> _Spatial layout entries_
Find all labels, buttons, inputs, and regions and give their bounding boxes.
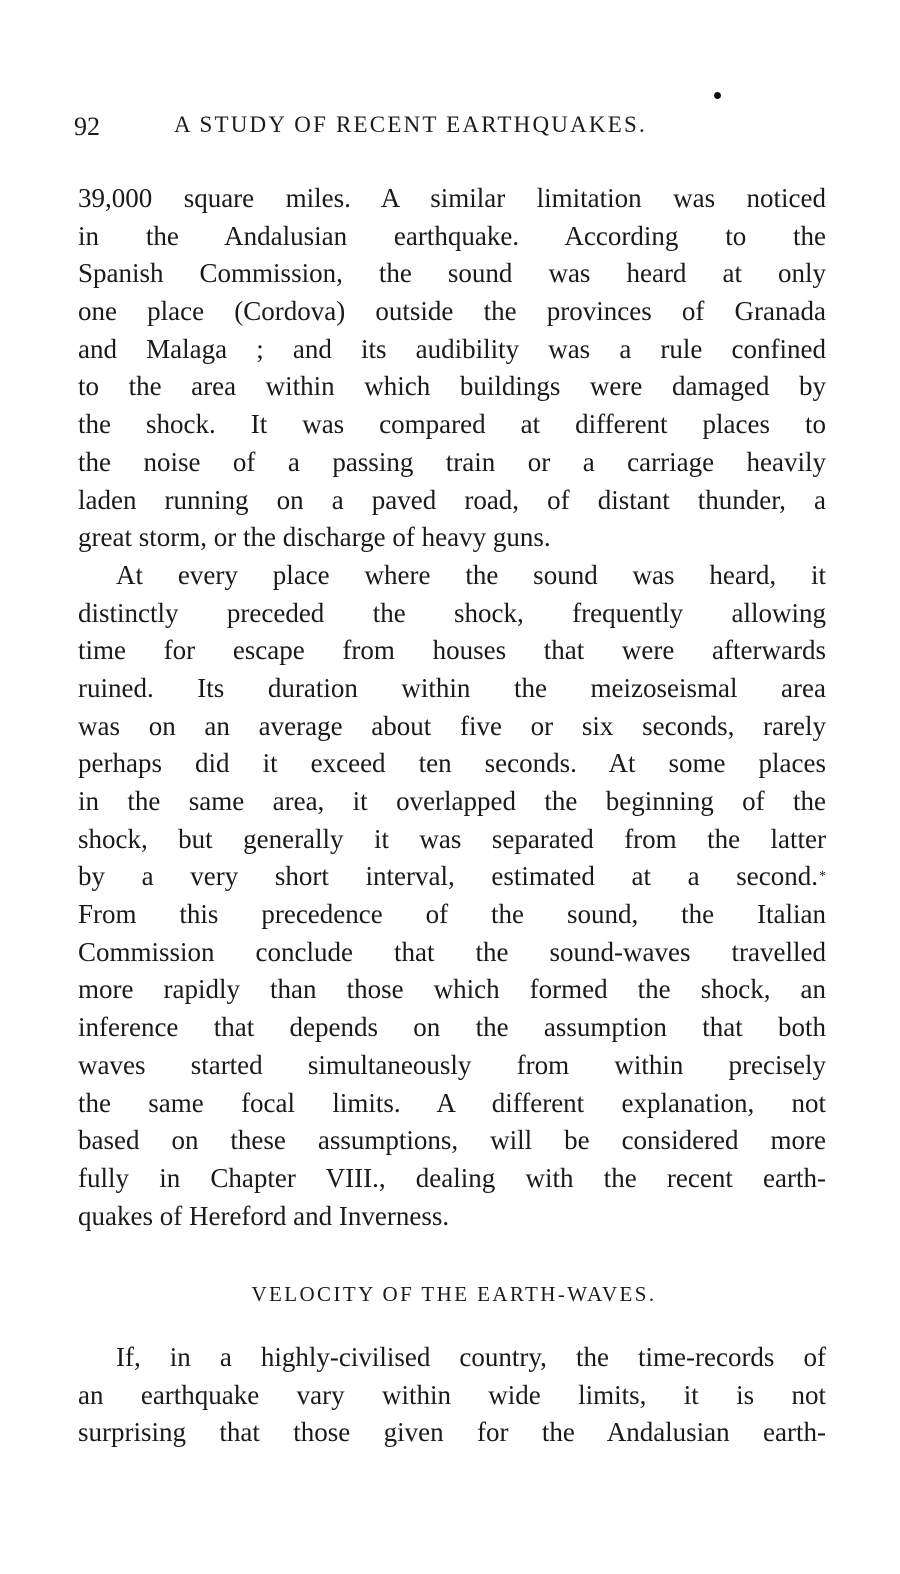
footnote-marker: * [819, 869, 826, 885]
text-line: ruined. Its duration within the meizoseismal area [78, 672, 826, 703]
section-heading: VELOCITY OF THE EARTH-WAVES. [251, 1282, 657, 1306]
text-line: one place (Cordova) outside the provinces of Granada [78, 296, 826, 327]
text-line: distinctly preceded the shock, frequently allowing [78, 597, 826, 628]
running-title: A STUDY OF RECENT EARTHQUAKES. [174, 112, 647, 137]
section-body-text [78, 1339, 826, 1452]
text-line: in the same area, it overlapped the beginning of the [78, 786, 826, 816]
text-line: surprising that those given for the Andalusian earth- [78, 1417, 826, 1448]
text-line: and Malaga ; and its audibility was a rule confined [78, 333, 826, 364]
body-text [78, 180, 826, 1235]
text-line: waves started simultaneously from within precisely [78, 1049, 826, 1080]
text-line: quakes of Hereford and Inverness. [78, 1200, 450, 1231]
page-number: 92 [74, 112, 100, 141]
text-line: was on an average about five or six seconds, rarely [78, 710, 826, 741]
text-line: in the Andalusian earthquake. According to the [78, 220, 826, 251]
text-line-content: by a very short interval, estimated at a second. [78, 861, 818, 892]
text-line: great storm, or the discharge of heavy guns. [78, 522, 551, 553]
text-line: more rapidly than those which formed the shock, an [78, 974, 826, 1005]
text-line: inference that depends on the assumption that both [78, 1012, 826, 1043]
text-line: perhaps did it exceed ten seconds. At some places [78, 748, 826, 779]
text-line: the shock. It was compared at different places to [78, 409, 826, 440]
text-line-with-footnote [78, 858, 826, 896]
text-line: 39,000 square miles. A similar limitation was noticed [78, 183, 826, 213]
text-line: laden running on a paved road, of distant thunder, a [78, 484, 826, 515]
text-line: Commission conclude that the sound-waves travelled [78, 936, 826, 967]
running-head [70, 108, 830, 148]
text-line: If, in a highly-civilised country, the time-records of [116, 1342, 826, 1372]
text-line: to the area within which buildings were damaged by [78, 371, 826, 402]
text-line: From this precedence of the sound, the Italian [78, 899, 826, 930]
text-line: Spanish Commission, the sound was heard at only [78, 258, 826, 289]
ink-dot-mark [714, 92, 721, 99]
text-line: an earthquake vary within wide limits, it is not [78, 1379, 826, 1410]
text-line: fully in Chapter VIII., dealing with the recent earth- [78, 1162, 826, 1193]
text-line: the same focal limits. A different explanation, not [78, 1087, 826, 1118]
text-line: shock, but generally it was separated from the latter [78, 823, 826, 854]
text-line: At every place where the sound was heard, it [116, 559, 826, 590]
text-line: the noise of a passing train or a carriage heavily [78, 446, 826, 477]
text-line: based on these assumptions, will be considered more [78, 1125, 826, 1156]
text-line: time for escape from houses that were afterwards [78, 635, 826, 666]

> _Required task_
Convert the records above into a JSON list of strings with one string per line, skipping blank lines. Leave the pictures out.

> _Right answer_
[
  "Find all labels, buttons, inputs, and regions and give their bounding boxes.",
  "footnote-marker: * [819, 869, 826, 885]",
  "text-line: ruined. Its duration within the meizoseismal area [78, 672, 826, 703]",
  "section-heading: VELOCITY OF THE EARTH-WAVES. [251, 1282, 657, 1306]",
  "text-line: one place (Cordova) outside the provinces of Granada [78, 296, 826, 327]",
  "text-line: distinctly preceded the shock, frequently allowing [78, 597, 826, 628]",
  "running-title: A STUDY OF RECENT EARTHQUAKES. [174, 112, 647, 137]",
  "section-body-text [78, 1339, 826, 1452]",
  "text-line: in the same area, it overlapped the beginning of the [78, 786, 826, 816]",
  "text-line: surprising that those given for the Andalusian earth- [78, 1417, 826, 1448]",
  "text-line: and Malaga ; and its audibility was a rule confined [78, 333, 826, 364]",
  "body-text [78, 180, 826, 1235]",
  "text-line: waves started simultaneously from within precisely [78, 1049, 826, 1080]",
  "text-line: quakes of Hereford and Inverness. [78, 1200, 450, 1231]",
  "page-number: 92 [74, 112, 100, 141]",
  "text-line: was on an average about five or six seconds, rarely [78, 710, 826, 741]",
  "text-line: in the Andalusian earthquake. According to the [78, 220, 826, 251]",
  "text-line-content: by a very short interval, estimated at a second. [78, 861, 818, 892]",
  "text-line: great storm, or the discharge of heavy guns. [78, 522, 551, 553]",
  "text-line: more rapidly than those which formed the shock, an [78, 974, 826, 1005]",
  "text-line: inference that depends on the assumption that both [78, 1012, 826, 1043]",
  "text-line: perhaps did it exceed ten seconds. At some places [78, 748, 826, 779]",
  "text-line: the shock. It was compared at different places to [78, 409, 826, 440]",
  "text-line-with-footnote [78, 858, 826, 896]",
  "text-line: 39,000 square miles. A similar limitation was noticed [78, 183, 826, 213]",
  "text-line: laden running on a paved road, of distant thunder, a [78, 484, 826, 515]",
  "text-line: Commission conclude that the sound-waves travelled [78, 936, 826, 967]",
  "running-head [70, 108, 830, 148]",
  "text-line: If, in a highly-civilised country, the time-records of [116, 1342, 826, 1372]",
  "text-line: to the area within which buildings were damaged by [78, 371, 826, 402]",
  "text-line: From this precedence of the sound, the Italian [78, 899, 826, 930]",
  "text-line: Spanish Commission, the sound was heard at only [78, 258, 826, 289]",
  "ink-dot-mark [714, 92, 721, 99]",
  "text-line: an earthquake vary within wide limits, it is not [78, 1379, 826, 1410]",
  "text-line: fully in Chapter VIII., dealing with the recent earth- [78, 1162, 826, 1193]",
  "text-line: the same focal limits. A different explanation, not [78, 1087, 826, 1118]",
  "text-line: shock, but generally it was separated from the latter [78, 823, 826, 854]",
  "text-line: At every place where the sound was heard, it [116, 559, 826, 590]",
  "text-line: the noise of a passing train or a carriage heavily [78, 446, 826, 477]",
  "text-line: based on these assumptions, will be considered more [78, 1125, 826, 1156]",
  "text-line: time for escape from houses that were afterwards [78, 635, 826, 666]"
]